**Problem details:** Each entry that follows must be output without any deviation.

**Entries:**
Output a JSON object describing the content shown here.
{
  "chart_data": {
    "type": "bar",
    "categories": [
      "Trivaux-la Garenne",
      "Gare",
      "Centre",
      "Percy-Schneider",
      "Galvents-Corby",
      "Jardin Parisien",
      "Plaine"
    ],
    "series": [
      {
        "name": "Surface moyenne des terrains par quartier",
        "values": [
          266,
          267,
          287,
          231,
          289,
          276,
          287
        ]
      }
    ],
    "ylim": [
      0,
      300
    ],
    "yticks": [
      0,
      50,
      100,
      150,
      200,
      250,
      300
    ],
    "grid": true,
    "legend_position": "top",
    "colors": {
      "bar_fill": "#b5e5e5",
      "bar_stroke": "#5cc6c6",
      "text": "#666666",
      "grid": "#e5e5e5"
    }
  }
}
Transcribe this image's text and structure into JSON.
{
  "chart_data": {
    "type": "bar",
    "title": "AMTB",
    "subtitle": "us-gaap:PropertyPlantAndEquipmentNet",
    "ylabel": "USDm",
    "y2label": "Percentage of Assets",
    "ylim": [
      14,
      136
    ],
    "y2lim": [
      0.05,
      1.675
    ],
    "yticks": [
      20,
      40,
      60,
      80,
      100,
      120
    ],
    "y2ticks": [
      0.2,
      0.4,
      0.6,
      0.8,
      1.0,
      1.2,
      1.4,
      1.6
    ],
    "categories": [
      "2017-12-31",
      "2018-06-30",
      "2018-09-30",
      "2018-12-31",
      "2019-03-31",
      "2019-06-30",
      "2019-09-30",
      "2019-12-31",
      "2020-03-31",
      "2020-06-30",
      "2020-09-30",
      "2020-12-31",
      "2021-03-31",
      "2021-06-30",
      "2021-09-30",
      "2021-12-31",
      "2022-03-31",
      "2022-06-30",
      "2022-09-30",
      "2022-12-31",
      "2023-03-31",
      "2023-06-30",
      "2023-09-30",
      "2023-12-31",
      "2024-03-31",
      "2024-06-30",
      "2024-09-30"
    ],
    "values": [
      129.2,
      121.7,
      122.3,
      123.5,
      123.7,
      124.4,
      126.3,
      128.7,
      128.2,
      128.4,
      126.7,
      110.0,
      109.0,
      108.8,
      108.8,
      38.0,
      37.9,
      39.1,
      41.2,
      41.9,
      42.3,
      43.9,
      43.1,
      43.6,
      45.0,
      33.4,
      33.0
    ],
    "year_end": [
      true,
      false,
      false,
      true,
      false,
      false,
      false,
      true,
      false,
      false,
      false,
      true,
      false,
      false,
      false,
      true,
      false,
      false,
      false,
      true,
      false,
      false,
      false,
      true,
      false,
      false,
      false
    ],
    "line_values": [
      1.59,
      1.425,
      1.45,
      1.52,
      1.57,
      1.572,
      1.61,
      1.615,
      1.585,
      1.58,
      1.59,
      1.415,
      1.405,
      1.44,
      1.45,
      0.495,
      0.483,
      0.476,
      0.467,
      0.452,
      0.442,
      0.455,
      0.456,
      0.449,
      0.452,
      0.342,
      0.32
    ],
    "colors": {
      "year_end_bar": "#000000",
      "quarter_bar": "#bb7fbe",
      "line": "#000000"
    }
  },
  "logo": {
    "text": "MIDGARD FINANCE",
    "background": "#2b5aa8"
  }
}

**Complete answer:**
Output a JSON object describing the content shown here.
{
  "chart_data": {
    "type": "bar",
    "categories": [
      "Trivaux-la Garenne",
      "Gare",
      "Centre",
      "Percy-Schneider",
      "Galvents-Corby",
      "Jardin Parisien",
      "Plaine"
    ],
    "series": [
      {
        "name": "Surface moyenne des terrains par quartier",
        "values": [
          266,
          267,
          287,
          231,
          289,
          276,
          287
        ]
      }
    ],
    "ylim": [
      0,
      300
    ],
    "yticks": [
      0,
      50,
      100,
      150,
      200,
      250,
      300
    ],
    "grid": true,
    "legend_position": "top",
    "colors": {
      "bar_fill": "#b5e5e5",
      "bar_stroke": "#5cc6c6",
      "text": "#666666",
      "grid": "#e5e5e5"
    }
  }
}
Transcribe this image's text and structure into JSON.
{
  "chart_data": {
    "type": "bar",
    "title": "AMTB",
    "subtitle": "us-gaap:PropertyPlantAndEquipmentNet",
    "ylabel": "USDm",
    "y2label": "Percentage of Assets",
    "ylim": [
      14,
      136
    ],
    "y2lim": [
      0.05,
      1.675
    ],
    "yticks": [
      20,
      40,
      60,
      80,
      100,
      120
    ],
    "y2ticks": [
      0.2,
      0.4,
      0.6,
      0.8,
      1.0,
      1.2,
      1.4,
      1.6
    ],
    "categories": [
      "2017-12-31",
      "2018-06-30",
      "2018-09-30",
      "2018-12-31",
      "2019-03-31",
      "2019-06-30",
      "2019-09-30",
      "2019-12-31",
      "2020-03-31",
      "2020-06-30",
      "2020-09-30",
      "2020-12-31",
      "2021-03-31",
      "2021-06-30",
      "2021-09-30",
      "2021-12-31",
      "2022-03-31",
      "2022-06-30",
      "2022-09-30",
      "2022-12-31",
      "2023-03-31",
      "2023-06-30",
      "2023-09-30",
      "2023-12-31",
      "2024-03-31",
      "2024-06-30",
      "2024-09-30"
    ],
    "values": [
      129.2,
      121.7,
      122.3,
      123.5,
      123.7,
      124.4,
      126.3,
      128.7,
      128.2,
      128.4,
      126.7,
      110.0,
      109.0,
      108.8,
      108.8,
      38.0,
      37.9,
      39.1,
      41.2,
      41.9,
      42.3,
      43.9,
      43.1,
      43.6,
      45.0,
      33.4,
      33.0
    ],
    "year_end": [
      true,
      false,
      false,
      true,
      false,
      false,
      false,
      true,
      false,
      false,
      false,
      true,
      false,
      false,
      false,
      true,
      false,
      false,
      false,
      true,
      false,
      false,
      false,
      true,
      false,
      false,
      false
    ],
    "line_values": [
      1.59,
      1.425,
      1.45,
      1.52,
      1.57,
      1.572,
      1.61,
      1.615,
      1.585,
      1.58,
      1.59,
      1.415,
      1.405,
      1.44,
      1.45,
      0.495,
      0.483,
      0.476,
      0.467,
      0.452,
      0.442,
      0.455,
      0.456,
      0.449,
      0.452,
      0.342,
      0.32
    ],
    "colors": {
      "year_end_bar": "#000000",
      "quarter_bar": "#bb7fbe",
      "line": "#000000"
    }
  },
  "logo": {
    "text": "MIDGARD FINANCE",
    "background": "#2b5aa8"
  }
}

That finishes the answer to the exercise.